Check each line of the listing for the word "alpha" and report how many lines contain it, giving nothing but the number.

**Records for this exercise:**
****************

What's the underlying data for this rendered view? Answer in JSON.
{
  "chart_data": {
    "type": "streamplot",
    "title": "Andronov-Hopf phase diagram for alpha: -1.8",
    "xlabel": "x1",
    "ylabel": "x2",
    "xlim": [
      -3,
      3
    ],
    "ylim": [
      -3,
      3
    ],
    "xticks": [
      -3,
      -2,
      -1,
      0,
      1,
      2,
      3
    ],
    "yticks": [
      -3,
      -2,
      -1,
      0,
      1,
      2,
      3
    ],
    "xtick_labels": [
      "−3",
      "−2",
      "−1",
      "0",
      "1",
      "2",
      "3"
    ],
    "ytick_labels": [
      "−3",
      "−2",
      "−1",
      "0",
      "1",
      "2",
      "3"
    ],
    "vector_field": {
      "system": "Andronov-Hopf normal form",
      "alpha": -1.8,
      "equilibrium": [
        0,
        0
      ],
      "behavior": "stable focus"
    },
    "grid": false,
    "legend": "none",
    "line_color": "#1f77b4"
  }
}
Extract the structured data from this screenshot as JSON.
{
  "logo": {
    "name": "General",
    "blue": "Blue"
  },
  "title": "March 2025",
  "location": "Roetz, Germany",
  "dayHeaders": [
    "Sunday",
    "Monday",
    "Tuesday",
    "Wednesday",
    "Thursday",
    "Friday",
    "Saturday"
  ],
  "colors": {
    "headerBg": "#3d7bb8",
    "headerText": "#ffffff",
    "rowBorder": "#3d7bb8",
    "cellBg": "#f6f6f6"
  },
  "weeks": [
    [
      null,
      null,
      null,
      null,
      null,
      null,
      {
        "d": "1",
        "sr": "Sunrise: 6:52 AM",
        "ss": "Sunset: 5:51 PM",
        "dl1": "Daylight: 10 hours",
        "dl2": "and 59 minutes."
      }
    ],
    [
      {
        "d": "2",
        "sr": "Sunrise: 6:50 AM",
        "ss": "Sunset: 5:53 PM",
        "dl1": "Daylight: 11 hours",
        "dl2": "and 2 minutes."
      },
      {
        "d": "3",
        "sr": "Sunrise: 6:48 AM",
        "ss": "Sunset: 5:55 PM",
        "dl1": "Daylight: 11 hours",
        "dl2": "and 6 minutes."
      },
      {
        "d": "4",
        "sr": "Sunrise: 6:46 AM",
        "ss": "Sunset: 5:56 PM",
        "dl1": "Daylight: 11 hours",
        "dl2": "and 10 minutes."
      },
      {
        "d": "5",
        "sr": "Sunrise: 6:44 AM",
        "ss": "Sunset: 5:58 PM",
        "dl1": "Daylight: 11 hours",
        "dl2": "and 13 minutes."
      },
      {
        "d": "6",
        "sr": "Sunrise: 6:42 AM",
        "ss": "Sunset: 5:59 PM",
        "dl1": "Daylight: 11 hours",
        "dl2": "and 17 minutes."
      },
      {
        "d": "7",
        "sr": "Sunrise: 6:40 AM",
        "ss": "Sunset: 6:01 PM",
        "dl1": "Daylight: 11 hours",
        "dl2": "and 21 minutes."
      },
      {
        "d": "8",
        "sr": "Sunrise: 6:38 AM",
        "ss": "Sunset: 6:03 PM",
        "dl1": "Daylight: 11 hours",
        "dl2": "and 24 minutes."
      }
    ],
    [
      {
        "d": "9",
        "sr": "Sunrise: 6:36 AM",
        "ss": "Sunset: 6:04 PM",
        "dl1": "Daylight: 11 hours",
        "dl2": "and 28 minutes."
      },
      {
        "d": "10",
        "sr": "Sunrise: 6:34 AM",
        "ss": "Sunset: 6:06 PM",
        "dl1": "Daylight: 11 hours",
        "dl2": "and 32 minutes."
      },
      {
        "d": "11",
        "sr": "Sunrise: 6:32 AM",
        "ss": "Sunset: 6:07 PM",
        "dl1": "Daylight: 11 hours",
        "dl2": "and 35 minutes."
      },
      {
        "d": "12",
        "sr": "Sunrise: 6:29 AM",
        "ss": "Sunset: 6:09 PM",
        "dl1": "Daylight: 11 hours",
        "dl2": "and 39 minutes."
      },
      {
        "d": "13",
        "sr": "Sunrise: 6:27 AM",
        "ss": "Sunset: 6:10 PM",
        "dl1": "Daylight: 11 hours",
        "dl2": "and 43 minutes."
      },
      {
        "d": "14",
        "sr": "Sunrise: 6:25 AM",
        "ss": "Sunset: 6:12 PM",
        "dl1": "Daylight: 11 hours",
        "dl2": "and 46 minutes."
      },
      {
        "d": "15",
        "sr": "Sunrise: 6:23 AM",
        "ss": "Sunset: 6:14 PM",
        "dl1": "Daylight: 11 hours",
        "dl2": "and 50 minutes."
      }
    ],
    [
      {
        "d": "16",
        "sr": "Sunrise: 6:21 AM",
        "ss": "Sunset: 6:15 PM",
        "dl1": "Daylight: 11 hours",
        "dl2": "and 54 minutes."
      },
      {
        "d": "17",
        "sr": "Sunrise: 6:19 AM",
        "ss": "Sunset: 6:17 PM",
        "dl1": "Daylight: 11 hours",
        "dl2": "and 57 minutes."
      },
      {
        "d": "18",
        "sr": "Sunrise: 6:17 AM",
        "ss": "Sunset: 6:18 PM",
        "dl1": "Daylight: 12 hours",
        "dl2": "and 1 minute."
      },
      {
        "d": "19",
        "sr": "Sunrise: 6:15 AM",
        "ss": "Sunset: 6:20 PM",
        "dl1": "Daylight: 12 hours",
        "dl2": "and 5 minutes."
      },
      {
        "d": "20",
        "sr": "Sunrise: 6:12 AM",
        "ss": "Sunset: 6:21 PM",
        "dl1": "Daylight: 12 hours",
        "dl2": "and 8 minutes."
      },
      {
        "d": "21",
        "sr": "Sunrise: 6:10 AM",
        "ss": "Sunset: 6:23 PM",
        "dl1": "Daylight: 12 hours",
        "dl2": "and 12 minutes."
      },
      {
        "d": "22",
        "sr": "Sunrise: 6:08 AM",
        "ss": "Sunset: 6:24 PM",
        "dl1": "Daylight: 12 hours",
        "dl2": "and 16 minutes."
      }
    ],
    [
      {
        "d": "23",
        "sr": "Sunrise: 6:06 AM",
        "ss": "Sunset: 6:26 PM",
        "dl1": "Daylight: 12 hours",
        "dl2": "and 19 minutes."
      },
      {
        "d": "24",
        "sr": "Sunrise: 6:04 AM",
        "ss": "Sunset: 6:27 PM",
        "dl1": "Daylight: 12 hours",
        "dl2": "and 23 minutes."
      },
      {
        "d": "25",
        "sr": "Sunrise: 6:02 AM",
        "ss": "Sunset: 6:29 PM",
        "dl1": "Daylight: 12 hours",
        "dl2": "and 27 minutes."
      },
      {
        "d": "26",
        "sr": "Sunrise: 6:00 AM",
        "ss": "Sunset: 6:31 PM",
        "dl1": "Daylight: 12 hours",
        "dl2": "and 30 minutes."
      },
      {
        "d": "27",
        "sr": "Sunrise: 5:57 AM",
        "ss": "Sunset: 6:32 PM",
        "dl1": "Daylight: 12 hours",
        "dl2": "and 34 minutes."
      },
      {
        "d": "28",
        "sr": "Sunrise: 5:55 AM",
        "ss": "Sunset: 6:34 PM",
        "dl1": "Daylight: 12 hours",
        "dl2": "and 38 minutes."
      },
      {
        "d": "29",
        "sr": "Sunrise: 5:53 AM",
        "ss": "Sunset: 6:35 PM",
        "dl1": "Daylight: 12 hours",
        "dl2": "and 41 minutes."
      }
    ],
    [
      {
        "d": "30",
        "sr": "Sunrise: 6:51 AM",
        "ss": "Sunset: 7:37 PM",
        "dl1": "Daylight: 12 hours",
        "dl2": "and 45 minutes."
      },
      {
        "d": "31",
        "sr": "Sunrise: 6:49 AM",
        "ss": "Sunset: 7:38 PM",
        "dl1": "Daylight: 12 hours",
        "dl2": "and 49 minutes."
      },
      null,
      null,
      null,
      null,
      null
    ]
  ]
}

****************

**Solution for this exercise:** 2